Data entries

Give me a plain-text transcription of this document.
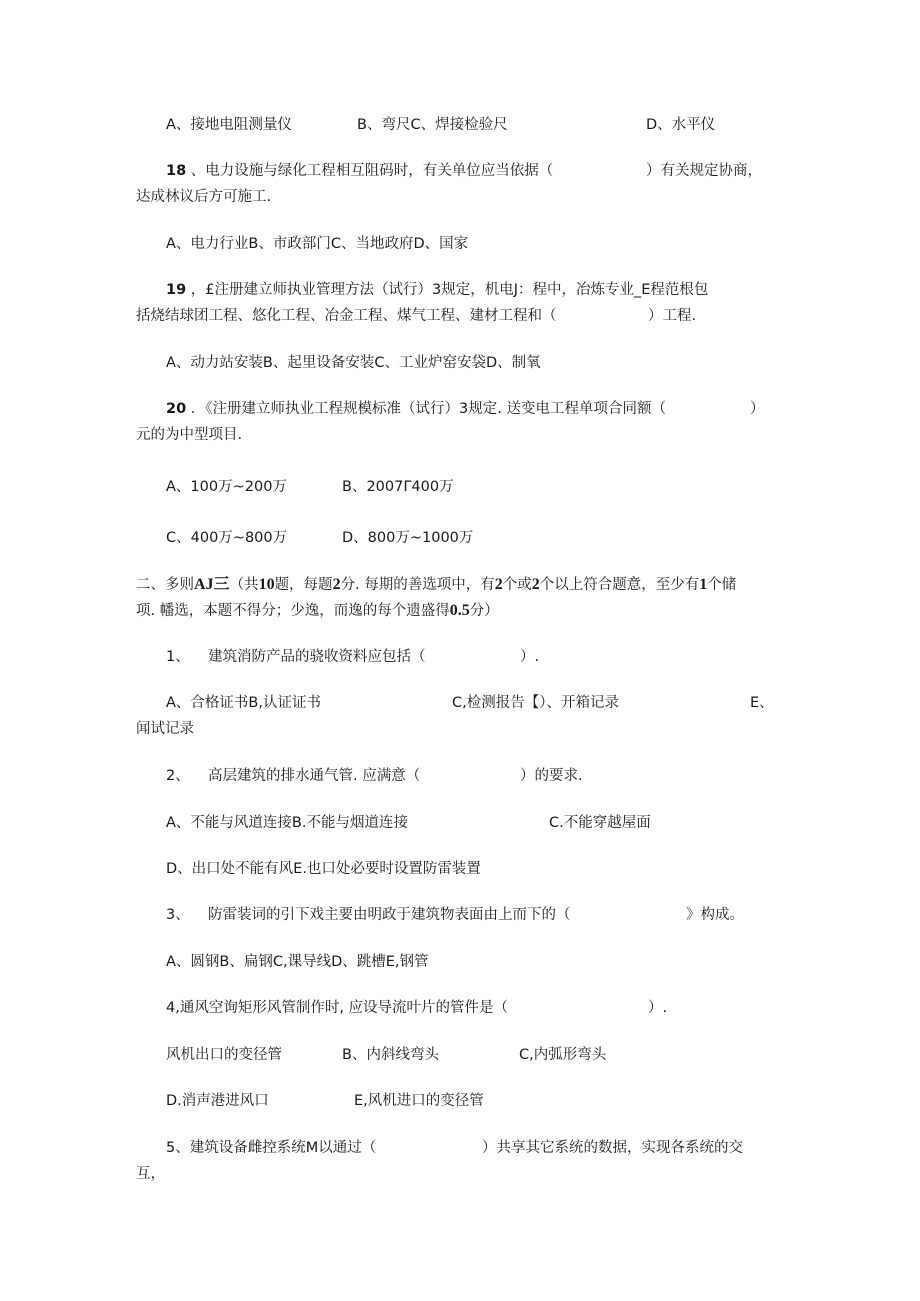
A、接地电阻测量仪	B、弯尺C、焊接检验尺	D、水平仪
18 、电力设施与绿化工程相互阻码时，有关单位应当依据（	）有关规定协商，
达成林议后方可施工.
A、电力行业B、市政部门C、当地政府D、国家
19 ，£注册建立师执业管理方法（试行）3规定，机电J：程中，冶炼专业_E程范根包
括烧结球团工程、悠化工程、冶金工程、煤气工程、建材工程和（	）工程.
A、动力站安装B、起里设备安装C、工业炉窑安袋D、制氧
20 ．《注册建立师执业工程规模标准（试行）3规定. 送变电工程单项合同额（	）
元的为中型项目.
A、100万~200万	B、2007Γ400万
C、400万~800万	D、800万~1000万
二、多则AJ三（共10题，每题2分. 每期的善选项中，有2个或2个以上符合题意，至少有1个储
项. 幡选，本题不得分；少逸，而逸的每个遗盛得0.5分）
1、 建筑消防产品的骁收资料应包括（	）.
A、合格证书B,认证证书	C,检测报告【）、开箱记录	E、
闻试记录
2、 高层建筑的排水通气管. 应满意（	）的要求.
A、不能与风道连接B.不能与烟道连接	C.不能穿越屋面
D、出口处不能有风E.也口处必要时设置防雷装置
3、 防雷装词的引下戏主要由明政于建筑物表面由上而下的（	》构成。
A、圆钢B、扁钢C,课导线D、跳槽E,钢管
4,通风空询矩形风管制作时, 应设导流叶片的管件是（	）.
风机出口的变径管	B、内斜线弯头	C,内弧形弯头
D.消声港进风口	E,风机进口的变径管
5、建筑设备雌控系统M以通过（	）共享其它系统的数据，实现各系统的交
互，
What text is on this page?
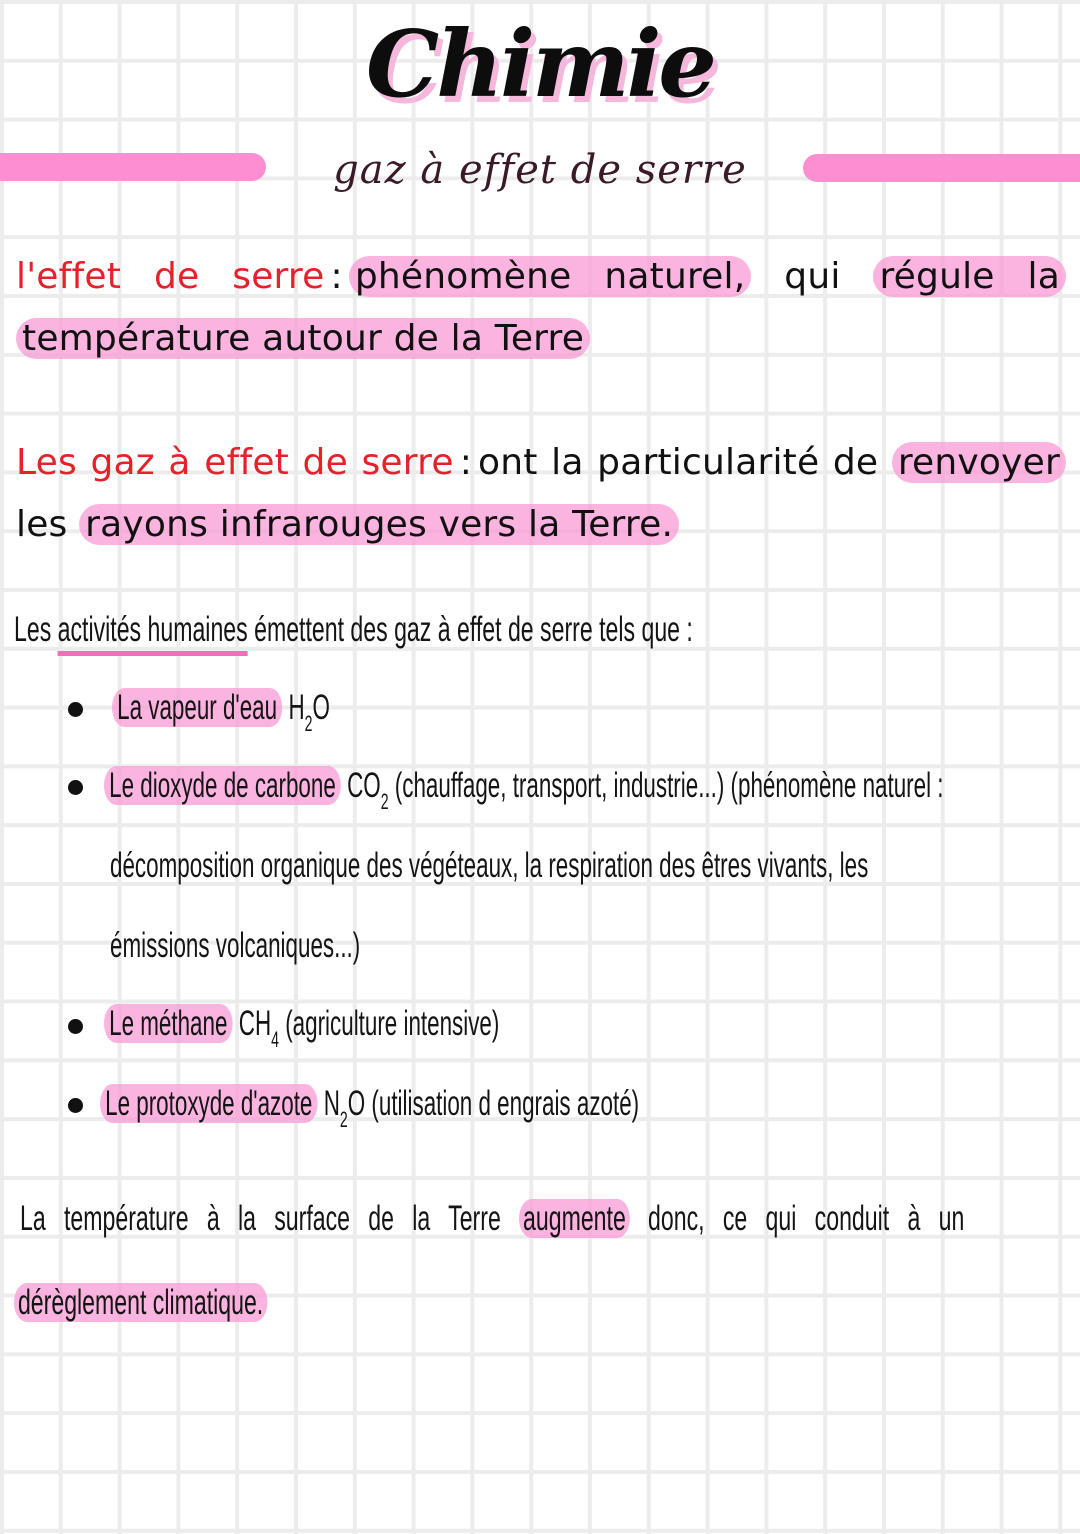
Chimie
gaz à effet de serre
l'effet de serre : phénomène naturel, qui régule la température autour de la Terre
Les gaz à effet de serre : ont la particularité de renvoyer les rayons infrarouges vers la Terre.
Les activités humaines émettent des gaz à effet de serre tels que :
La vapeur d'eau $H_2O$
Le dioxyde de carbone $CO_2$ (chauffage, transport, industrie...) (phénomène naturel :
décomposition organique des végéteaux, la respiration des êtres vivants, les
émissions volcaniques...)
Le méthane $CH_4$ (agriculture intensive)
Le protoxyde d'azote $N_2O$ (utilisation d engrais azoté)
La température à la surface de la Terre augmente donc, ce qui conduit à un
dérèglement climatique.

Exercise goal
Copy out the lines that hold "this".

Worked solution
Give me a plain-text transcription of this document.
What text is on this page?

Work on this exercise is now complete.